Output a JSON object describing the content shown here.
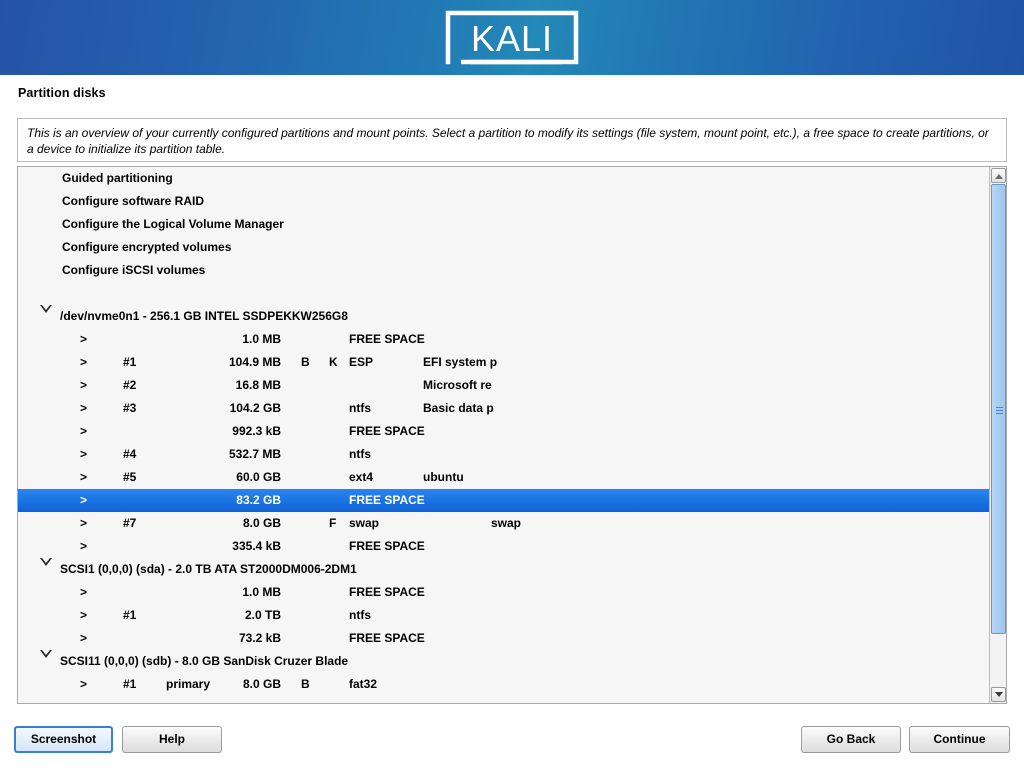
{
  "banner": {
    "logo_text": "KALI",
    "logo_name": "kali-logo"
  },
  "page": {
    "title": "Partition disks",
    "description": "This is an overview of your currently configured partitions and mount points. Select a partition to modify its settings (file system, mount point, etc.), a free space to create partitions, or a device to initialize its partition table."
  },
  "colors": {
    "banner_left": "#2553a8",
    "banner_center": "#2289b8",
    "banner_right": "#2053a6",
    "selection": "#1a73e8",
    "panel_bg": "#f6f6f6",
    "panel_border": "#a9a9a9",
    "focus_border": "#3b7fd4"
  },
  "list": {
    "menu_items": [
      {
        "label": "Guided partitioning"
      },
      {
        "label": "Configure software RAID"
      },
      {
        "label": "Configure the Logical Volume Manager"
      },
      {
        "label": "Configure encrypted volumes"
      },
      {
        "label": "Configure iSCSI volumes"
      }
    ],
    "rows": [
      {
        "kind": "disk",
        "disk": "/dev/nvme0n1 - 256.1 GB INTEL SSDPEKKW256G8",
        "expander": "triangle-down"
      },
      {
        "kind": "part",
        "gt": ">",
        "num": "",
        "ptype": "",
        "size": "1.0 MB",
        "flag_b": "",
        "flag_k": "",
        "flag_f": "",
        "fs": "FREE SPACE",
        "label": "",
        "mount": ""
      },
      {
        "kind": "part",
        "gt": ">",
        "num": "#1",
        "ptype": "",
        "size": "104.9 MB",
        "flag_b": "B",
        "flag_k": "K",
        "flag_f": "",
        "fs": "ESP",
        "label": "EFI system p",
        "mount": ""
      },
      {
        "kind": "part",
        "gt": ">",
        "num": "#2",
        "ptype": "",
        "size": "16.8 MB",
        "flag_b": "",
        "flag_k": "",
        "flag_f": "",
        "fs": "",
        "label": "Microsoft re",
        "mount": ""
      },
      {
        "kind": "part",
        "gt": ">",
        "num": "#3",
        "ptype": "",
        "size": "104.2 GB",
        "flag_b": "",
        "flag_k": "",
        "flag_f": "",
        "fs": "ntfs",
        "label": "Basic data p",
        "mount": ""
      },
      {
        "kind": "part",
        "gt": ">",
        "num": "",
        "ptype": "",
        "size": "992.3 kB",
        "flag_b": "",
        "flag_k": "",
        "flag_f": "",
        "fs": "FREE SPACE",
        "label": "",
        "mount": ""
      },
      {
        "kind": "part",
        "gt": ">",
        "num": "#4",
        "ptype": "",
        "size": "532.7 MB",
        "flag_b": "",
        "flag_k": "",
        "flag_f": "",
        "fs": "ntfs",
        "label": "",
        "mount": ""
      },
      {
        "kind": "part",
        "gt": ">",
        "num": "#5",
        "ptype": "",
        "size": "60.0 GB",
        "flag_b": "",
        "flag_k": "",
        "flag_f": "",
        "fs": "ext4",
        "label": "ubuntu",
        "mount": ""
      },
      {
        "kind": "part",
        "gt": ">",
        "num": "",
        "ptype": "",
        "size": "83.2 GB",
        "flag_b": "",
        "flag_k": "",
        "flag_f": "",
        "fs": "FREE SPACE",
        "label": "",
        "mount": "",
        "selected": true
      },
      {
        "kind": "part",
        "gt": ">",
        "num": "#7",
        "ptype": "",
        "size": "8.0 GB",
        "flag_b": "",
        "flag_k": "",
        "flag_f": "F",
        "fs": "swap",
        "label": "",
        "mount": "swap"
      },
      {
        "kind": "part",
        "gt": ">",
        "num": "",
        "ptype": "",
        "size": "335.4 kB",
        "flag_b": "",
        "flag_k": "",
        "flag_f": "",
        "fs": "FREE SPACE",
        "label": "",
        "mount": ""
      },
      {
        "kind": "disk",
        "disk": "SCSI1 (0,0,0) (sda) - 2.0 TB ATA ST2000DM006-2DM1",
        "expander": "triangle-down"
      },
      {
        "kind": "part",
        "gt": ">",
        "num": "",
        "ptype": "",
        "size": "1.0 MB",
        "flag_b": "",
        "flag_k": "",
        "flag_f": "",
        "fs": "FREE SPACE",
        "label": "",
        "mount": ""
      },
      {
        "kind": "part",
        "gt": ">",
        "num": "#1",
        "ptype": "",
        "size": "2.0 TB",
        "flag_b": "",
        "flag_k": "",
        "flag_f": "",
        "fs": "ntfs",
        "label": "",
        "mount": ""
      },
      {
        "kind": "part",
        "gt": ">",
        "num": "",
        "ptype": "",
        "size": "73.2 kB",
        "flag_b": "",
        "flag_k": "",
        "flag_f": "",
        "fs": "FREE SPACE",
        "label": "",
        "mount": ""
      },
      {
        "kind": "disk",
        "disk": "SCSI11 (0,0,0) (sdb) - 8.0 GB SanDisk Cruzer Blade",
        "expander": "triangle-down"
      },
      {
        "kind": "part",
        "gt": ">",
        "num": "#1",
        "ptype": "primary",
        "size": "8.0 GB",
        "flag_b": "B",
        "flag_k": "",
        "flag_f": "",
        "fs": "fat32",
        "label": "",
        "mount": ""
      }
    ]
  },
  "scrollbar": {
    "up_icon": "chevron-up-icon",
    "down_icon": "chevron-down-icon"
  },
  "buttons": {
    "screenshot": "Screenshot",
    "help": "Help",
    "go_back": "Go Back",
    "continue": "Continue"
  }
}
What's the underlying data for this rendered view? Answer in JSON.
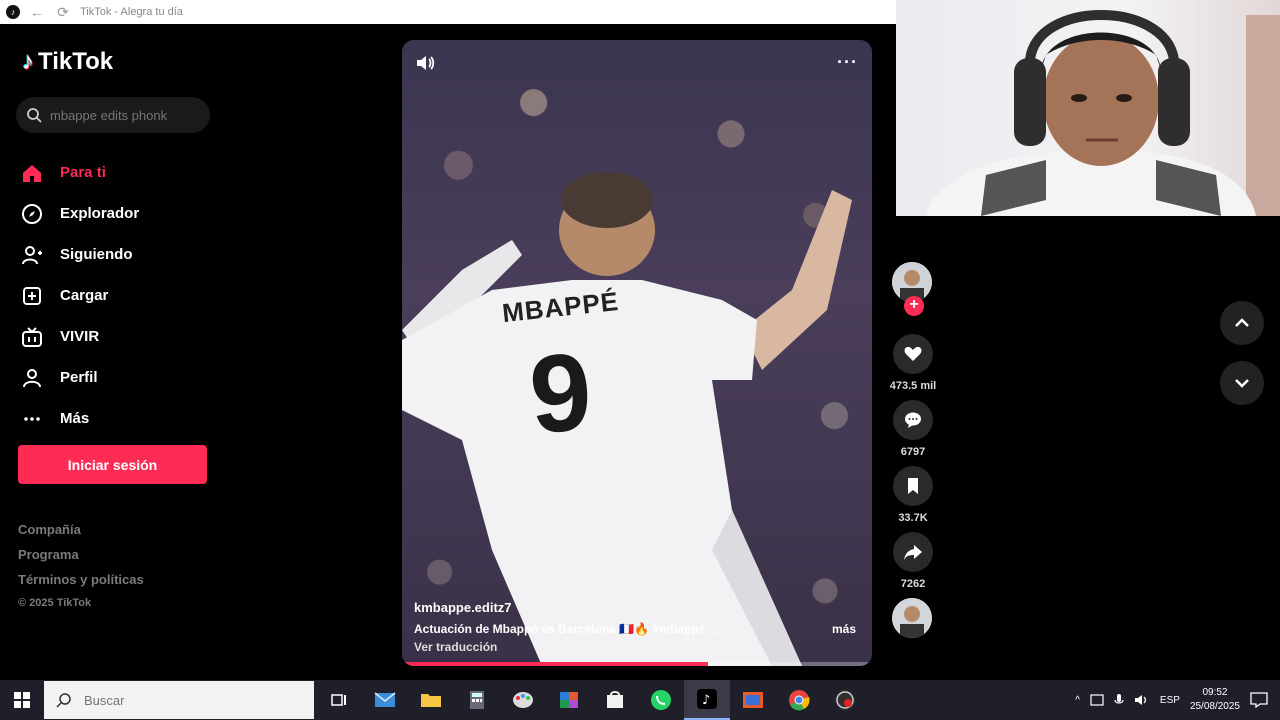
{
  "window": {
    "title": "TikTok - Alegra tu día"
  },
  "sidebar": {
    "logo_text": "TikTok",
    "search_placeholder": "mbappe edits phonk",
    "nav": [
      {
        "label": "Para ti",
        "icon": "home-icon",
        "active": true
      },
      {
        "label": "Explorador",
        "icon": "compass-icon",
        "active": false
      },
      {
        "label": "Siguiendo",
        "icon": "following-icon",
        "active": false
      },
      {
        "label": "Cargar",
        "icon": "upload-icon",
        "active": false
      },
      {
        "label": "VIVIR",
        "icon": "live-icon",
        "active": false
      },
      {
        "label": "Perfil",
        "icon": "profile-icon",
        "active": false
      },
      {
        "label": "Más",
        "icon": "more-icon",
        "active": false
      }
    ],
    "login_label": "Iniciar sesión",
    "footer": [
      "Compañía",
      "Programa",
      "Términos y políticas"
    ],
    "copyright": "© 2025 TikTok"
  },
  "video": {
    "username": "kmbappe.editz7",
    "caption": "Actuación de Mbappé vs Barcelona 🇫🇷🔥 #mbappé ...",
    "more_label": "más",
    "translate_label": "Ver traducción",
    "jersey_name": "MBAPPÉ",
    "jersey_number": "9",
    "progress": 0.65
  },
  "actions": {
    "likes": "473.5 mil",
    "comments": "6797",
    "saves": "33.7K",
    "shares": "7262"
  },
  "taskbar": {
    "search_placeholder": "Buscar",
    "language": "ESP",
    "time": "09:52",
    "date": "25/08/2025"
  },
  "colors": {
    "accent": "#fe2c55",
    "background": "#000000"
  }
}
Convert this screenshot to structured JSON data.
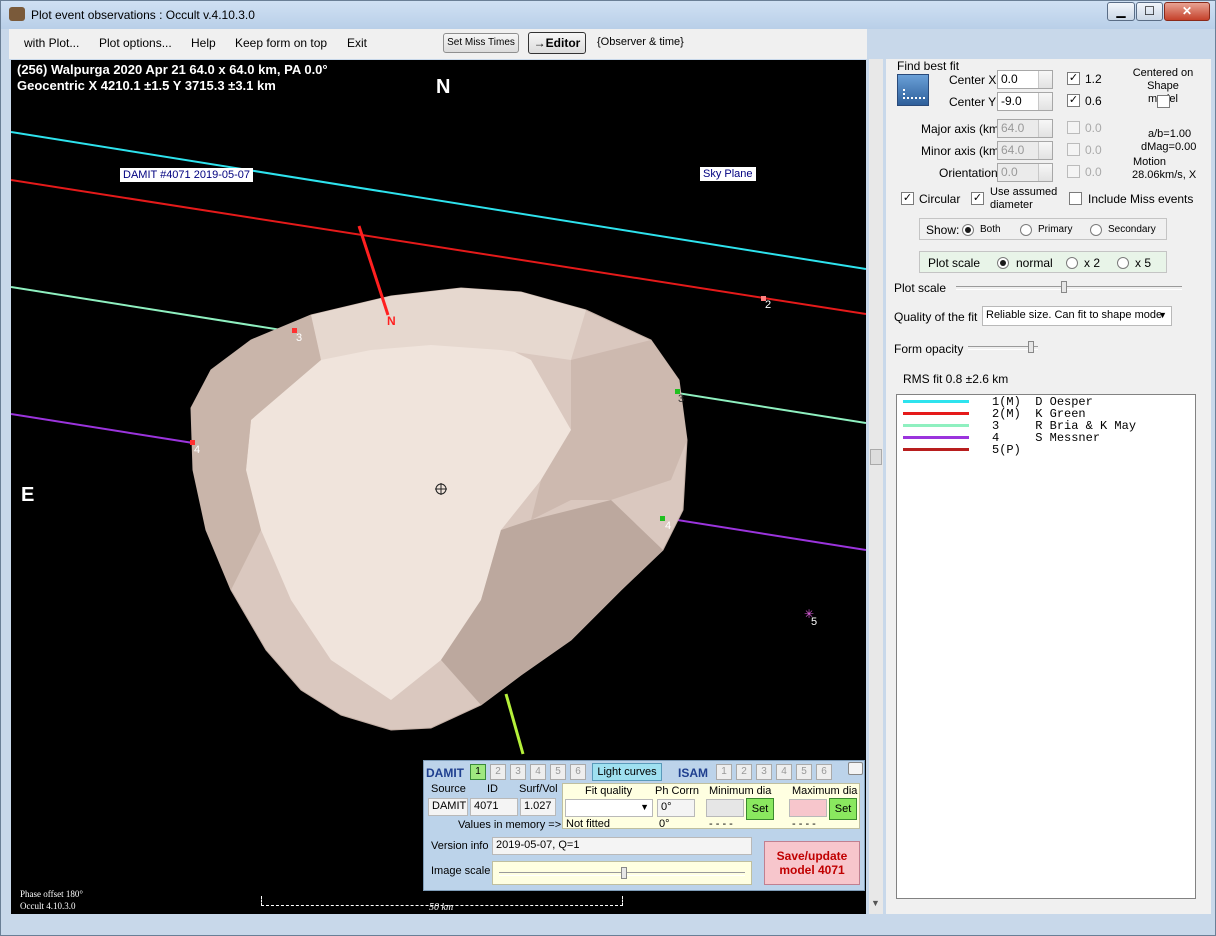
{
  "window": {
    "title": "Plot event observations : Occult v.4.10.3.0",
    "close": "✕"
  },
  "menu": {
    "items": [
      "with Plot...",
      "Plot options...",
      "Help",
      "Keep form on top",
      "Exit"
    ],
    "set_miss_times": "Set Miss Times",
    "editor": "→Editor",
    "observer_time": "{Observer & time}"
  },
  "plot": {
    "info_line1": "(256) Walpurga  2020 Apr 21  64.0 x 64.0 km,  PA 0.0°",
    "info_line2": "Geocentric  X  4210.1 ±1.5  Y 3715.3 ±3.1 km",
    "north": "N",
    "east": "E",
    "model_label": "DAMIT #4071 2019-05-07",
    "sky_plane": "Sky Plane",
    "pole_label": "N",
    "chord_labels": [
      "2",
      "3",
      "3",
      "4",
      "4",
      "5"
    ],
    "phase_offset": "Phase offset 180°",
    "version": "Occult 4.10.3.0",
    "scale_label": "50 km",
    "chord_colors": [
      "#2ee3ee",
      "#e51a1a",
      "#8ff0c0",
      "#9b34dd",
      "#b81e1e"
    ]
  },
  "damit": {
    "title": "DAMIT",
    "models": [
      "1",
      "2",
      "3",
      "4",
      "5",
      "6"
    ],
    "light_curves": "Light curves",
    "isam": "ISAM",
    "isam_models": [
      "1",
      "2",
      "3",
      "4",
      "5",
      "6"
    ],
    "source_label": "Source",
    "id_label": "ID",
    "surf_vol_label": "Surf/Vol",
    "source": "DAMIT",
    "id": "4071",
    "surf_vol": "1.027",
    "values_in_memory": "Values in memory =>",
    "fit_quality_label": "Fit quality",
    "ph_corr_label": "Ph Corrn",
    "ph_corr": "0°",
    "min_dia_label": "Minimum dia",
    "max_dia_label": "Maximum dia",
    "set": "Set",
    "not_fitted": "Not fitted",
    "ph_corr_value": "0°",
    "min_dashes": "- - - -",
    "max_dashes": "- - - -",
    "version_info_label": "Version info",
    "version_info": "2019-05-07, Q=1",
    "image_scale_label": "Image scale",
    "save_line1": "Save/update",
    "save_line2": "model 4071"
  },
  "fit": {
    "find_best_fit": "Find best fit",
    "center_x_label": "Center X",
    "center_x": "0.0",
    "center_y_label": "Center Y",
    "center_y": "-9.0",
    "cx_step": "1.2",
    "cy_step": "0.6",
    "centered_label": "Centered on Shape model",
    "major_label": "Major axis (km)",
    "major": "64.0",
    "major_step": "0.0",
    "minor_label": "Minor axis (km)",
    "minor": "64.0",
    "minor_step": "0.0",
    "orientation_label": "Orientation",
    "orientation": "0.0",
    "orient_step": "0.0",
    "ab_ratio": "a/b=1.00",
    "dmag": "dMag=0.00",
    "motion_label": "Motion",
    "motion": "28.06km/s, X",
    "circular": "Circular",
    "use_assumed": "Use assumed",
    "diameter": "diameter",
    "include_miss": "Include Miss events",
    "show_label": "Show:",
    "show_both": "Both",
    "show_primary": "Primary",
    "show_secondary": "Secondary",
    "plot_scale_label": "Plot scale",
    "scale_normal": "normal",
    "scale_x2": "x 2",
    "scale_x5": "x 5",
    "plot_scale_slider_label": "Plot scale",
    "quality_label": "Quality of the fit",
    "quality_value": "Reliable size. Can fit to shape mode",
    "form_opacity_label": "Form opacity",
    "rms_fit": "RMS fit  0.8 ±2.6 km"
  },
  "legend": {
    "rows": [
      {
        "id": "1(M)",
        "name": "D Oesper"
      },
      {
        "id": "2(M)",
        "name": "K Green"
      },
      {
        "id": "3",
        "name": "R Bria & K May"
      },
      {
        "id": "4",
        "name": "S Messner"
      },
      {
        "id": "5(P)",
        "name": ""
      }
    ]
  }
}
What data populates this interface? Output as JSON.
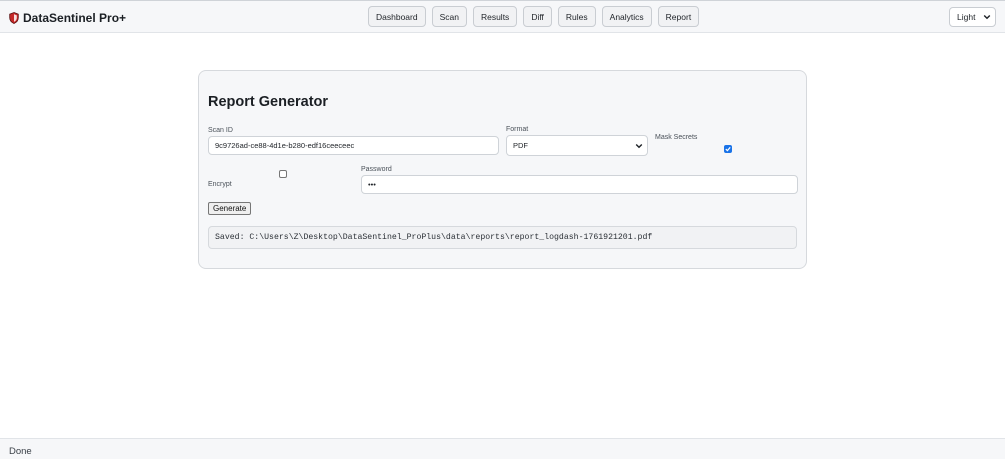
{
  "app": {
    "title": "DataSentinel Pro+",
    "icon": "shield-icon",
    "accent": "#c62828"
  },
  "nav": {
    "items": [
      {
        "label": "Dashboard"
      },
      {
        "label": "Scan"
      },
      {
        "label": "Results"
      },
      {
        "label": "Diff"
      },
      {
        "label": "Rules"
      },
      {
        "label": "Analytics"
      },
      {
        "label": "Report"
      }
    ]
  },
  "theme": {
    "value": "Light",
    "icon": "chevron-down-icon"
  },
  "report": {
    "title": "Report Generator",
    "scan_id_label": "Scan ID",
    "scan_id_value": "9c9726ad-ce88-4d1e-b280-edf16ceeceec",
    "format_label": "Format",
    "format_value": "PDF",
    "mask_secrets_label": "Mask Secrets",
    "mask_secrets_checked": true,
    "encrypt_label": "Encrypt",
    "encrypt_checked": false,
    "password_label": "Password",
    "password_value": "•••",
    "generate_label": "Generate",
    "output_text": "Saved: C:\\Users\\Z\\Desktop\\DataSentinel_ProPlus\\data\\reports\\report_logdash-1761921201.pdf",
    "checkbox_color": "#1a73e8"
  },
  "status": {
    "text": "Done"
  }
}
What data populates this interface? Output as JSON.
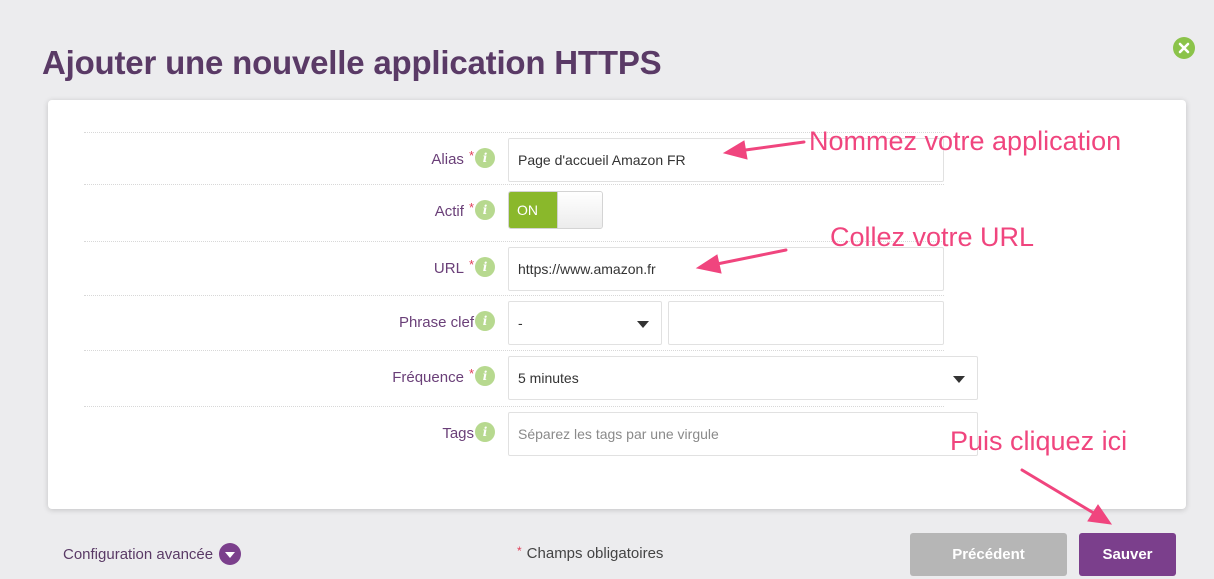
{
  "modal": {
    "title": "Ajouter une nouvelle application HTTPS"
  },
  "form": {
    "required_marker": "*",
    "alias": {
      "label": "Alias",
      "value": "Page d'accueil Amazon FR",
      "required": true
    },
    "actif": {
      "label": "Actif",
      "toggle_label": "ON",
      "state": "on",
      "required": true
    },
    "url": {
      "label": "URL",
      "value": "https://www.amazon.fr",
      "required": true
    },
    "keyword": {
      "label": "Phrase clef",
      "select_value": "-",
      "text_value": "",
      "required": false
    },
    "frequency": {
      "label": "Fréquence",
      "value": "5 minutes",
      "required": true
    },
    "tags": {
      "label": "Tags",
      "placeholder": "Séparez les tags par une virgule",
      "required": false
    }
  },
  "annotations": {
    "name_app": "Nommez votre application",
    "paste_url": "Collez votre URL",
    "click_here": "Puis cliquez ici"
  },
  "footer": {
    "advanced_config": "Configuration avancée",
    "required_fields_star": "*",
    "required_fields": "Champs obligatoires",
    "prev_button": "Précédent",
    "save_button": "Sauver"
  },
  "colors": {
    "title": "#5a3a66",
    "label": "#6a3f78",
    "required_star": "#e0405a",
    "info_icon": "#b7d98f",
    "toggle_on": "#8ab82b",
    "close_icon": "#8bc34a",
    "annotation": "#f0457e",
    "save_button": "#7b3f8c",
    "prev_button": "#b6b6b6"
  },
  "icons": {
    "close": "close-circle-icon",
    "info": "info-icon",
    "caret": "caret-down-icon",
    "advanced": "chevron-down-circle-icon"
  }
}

- - - - - - -

— WRITTEN INSTRUCTION —
Pick out every line holding the string "votre" and return it.

— RESPONSE TO THIS EXERCISE —
    "name_app": "Nommez votre application",
    "paste_url": "Collez votre URL",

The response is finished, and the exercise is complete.